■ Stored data
>> begin

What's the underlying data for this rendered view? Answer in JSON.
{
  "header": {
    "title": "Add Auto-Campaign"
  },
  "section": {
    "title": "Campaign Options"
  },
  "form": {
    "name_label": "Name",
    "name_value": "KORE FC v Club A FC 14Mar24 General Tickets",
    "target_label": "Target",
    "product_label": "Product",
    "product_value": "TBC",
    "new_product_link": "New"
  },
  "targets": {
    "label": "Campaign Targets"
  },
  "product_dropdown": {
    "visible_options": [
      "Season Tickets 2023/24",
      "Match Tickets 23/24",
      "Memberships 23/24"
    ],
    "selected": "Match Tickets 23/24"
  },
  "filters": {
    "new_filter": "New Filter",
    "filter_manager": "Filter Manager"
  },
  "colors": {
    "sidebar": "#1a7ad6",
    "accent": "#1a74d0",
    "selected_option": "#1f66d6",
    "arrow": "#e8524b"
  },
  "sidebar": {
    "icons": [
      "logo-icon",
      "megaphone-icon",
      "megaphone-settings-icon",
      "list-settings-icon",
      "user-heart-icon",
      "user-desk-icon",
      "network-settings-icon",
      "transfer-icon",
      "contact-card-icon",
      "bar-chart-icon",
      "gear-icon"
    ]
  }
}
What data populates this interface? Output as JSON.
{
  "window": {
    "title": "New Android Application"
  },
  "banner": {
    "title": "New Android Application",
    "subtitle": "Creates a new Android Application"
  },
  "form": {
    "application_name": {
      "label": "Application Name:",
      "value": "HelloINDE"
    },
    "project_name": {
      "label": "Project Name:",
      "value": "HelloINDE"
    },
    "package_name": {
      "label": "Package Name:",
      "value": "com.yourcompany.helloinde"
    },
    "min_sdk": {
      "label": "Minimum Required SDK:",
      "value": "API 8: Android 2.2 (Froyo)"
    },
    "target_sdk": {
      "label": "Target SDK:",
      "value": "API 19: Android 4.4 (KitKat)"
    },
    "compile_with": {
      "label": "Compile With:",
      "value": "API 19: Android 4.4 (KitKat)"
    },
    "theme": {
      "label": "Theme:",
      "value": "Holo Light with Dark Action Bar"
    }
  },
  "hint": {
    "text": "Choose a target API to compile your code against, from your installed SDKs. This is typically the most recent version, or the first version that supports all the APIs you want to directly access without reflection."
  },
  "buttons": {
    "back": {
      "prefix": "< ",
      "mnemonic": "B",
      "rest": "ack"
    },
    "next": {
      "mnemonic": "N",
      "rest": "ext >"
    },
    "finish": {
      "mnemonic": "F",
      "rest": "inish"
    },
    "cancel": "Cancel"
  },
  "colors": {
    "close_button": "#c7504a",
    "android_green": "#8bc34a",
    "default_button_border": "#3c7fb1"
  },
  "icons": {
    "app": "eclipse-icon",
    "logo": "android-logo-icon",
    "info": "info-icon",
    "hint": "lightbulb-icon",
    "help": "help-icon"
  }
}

>> end

■ What is required
Each line of the material above must be retyped precisely.

■ Reply to the task
What's the underlying data for this rendered view? Answer in JSON.
{
  "header": {
    "title": "Add Auto-Campaign"
  },
  "section": {
    "title": "Campaign Options"
  },
  "form": {
    "name_label": "Name",
    "name_value": "KORE FC v Club A FC 14Mar24 General Tickets",
    "target_label": "Target",
    "product_label": "Product",
    "product_value": "TBC",
    "new_product_link": "New"
  },
  "targets": {
    "label": "Campaign Targets"
  },
  "product_dropdown": {
    "visible_options": [
      "Season Tickets 2023/24",
      "Match Tickets 23/24",
      "Memberships 23/24"
    ],
    "selected": "Match Tickets 23/24"
  },
  "filters": {
    "new_filter": "New Filter",
    "filter_manager": "Filter Manager"
  },
  "colors": {
    "sidebar": "#1a7ad6",
    "accent": "#1a74d0",
    "selected_option": "#1f66d6",
    "arrow": "#e8524b"
  },
  "sidebar": {
    "icons": [
      "logo-icon",
      "megaphone-icon",
      "megaphone-settings-icon",
      "list-settings-icon",
      "user-heart-icon",
      "user-desk-icon",
      "network-settings-icon",
      "transfer-icon",
      "contact-card-icon",
      "bar-chart-icon",
      "gear-icon"
    ]
  }
}
What data populates this interface? Output as JSON.
{
  "window": {
    "title": "New Android Application"
  },
  "banner": {
    "title": "New Android Application",
    "subtitle": "Creates a new Android Application"
  },
  "form": {
    "application_name": {
      "label": "Application Name:",
      "value": "HelloINDE"
    },
    "project_name": {
      "label": "Project Name:",
      "value": "HelloINDE"
    },
    "package_name": {
      "label": "Package Name:",
      "value": "com.yourcompany.helloinde"
    },
    "min_sdk": {
      "label": "Minimum Required SDK:",
      "value": "API 8: Android 2.2 (Froyo)"
    },
    "target_sdk": {
      "label": "Target SDK:",
      "value": "API 19: Android 4.4 (KitKat)"
    },
    "compile_with": {
      "label": "Compile With:",
      "value": "API 19: Android 4.4 (KitKat)"
    },
    "theme": {
      "label": "Theme:",
      "value": "Holo Light with Dark Action Bar"
    }
  },
  "hint": {
    "text": "Choose a target API to compile your code against, from your installed SDKs. This is typically the most recent version, or the first version that supports all the APIs you want to directly access without reflection."
  },
  "buttons": {
    "back": {
      "prefix": "< ",
      "mnemonic": "B",
      "rest": "ack"
    },
    "next": {
      "mnemonic": "N",
      "rest": "ext >"
    },
    "finish": {
      "mnemonic": "F",
      "rest": "inish"
    },
    "cancel": "Cancel"
  },
  "colors": {
    "close_button": "#c7504a",
    "android_green": "#8bc34a",
    "default_button_border": "#3c7fb1"
  },
  "icons": {
    "app": "eclipse-icon",
    "logo": "android-logo-icon",
    "info": "info-icon",
    "hint": "lightbulb-icon",
    "help": "help-icon"
  }
}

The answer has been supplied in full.